There are many other ways in which you can analyze a bar chart. Ensure that you understand it completely before making investing decisions.

F. Range Bars

Range bar charts are unique since they are based on price only, and not time or any other aspect. These are not as popular as the regular time-based charts where a fixed number of bars are plotted for a fixed interval, regardless of the volatility or price movements. Range bars are designed to help traders view volatility differently and utilize it to their benefit. 

In a time-based chart, if you select the time interval as one hour, then the chart will show price activity per hour for the selected period. Even if the market goes through a lot of volatility or has high trading volumes, the number of bars plotted remains the same. However, in range bar charts, more bars are printed if the volatility is high and less if it is low. Some primary rules of range bars are:

  • Each range bar has a high-low range.
  • Each range bar opens outside the high-low range of the previous bar.
  • Each range bar closes at either its high or its low.

* [The exercise]:
Write out the range bars passage word for word, starting with "F. Range Bars" and going on through "the previous bar.". The entries that follow were drawn from a different source than the range bars passage.

* [Extracted data]:
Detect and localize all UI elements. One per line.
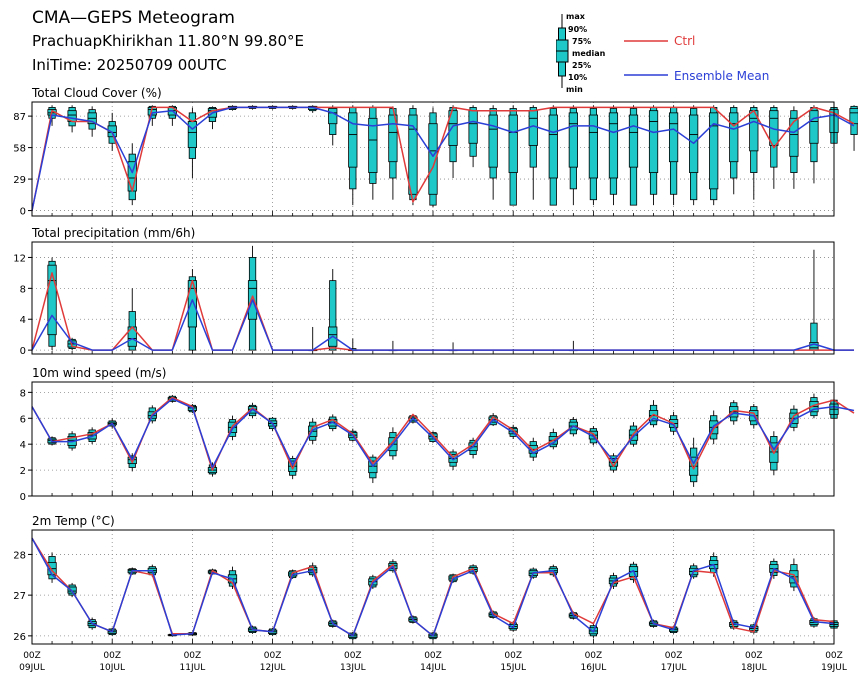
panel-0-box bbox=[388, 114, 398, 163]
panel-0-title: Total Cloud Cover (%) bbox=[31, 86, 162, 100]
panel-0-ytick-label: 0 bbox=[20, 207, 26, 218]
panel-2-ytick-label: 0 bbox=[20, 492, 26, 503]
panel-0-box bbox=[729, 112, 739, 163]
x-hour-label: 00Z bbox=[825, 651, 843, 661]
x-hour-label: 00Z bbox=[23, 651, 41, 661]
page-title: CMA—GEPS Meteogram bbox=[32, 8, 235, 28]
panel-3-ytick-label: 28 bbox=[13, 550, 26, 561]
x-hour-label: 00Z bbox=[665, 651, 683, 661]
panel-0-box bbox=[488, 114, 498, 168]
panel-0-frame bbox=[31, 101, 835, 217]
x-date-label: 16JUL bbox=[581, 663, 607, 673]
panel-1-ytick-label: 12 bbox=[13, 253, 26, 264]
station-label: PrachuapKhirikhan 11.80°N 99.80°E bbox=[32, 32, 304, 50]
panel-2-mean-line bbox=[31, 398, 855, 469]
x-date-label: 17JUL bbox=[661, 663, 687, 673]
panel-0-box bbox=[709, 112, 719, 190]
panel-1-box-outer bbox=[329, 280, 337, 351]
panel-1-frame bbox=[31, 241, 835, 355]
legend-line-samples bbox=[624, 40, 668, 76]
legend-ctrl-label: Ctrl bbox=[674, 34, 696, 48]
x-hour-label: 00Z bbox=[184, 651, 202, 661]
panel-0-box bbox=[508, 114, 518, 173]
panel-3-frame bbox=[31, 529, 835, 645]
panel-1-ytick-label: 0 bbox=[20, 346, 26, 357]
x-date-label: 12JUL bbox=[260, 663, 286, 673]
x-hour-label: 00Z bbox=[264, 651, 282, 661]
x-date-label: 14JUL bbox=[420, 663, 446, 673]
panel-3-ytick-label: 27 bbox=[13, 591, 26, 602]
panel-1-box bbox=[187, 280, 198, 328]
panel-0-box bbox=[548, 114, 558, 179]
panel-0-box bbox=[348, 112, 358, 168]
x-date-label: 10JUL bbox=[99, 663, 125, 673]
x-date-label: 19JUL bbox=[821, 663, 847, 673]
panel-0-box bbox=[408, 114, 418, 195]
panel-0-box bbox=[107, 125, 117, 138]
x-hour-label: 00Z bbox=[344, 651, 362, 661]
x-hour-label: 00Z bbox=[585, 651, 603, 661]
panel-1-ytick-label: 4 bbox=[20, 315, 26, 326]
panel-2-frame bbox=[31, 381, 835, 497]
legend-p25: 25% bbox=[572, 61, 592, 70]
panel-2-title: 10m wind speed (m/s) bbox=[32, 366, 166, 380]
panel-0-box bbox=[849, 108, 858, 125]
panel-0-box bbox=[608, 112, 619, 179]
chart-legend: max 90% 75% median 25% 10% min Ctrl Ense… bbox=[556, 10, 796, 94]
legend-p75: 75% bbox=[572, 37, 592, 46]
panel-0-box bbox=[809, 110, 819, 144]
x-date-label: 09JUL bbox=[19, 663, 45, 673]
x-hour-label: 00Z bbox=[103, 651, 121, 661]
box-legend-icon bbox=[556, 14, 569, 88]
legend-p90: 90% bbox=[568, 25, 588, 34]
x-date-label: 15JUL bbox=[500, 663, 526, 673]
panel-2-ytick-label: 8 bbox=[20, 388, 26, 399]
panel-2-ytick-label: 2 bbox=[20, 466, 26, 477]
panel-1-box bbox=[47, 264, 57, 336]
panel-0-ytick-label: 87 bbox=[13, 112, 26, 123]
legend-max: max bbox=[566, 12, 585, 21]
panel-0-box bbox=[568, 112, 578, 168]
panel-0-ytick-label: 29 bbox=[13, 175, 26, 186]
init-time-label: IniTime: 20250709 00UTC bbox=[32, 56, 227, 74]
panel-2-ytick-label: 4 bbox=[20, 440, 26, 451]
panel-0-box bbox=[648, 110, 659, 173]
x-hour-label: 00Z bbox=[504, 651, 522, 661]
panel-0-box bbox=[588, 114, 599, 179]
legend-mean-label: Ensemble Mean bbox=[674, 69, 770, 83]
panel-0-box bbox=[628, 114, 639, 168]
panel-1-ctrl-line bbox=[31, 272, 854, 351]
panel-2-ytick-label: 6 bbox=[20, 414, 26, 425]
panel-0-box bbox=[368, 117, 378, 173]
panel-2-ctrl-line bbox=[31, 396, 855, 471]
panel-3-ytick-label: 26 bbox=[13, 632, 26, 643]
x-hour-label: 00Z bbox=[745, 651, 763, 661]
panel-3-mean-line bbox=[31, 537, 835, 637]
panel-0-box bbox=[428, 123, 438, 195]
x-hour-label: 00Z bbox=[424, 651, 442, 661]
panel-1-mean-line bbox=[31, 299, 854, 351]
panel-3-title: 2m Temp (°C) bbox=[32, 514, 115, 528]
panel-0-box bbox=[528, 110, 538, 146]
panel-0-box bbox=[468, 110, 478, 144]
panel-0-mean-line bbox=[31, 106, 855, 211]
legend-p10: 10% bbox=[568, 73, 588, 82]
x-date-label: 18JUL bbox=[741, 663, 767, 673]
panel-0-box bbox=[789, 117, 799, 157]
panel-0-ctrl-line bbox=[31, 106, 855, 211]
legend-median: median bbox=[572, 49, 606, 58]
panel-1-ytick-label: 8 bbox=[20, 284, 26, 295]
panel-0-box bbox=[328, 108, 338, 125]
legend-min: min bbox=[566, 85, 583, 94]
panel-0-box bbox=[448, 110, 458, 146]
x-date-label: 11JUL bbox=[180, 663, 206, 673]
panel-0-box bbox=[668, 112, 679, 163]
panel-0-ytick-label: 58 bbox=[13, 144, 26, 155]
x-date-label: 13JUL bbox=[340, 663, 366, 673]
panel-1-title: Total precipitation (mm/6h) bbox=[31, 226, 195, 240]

* [Solution]:
F. Range Bars

Range bar charts are unique since they are based on price only, and not time or any other aspect. These are not as popular as the regular time-based charts where a fixed number of bars are plotted for a fixed interval, regardless of the volatility or price movements. Range bars are designed to help traders view volatility differently and utilize it to their benefit. 

In a time-based chart, if you select the time interval as one hour, then the chart will show price activity per hour for the selected period. Even if the market goes through a lot of volatility or has high trading volumes, the number of bars plotted remains the same. However, in range bar charts, more bars are printed if the volatility is high and less if it is low. Some primary rules of range bars are:

  • Each range bar has a high-low range.
  • Each range bar opens outside the high-low range of the previous bar.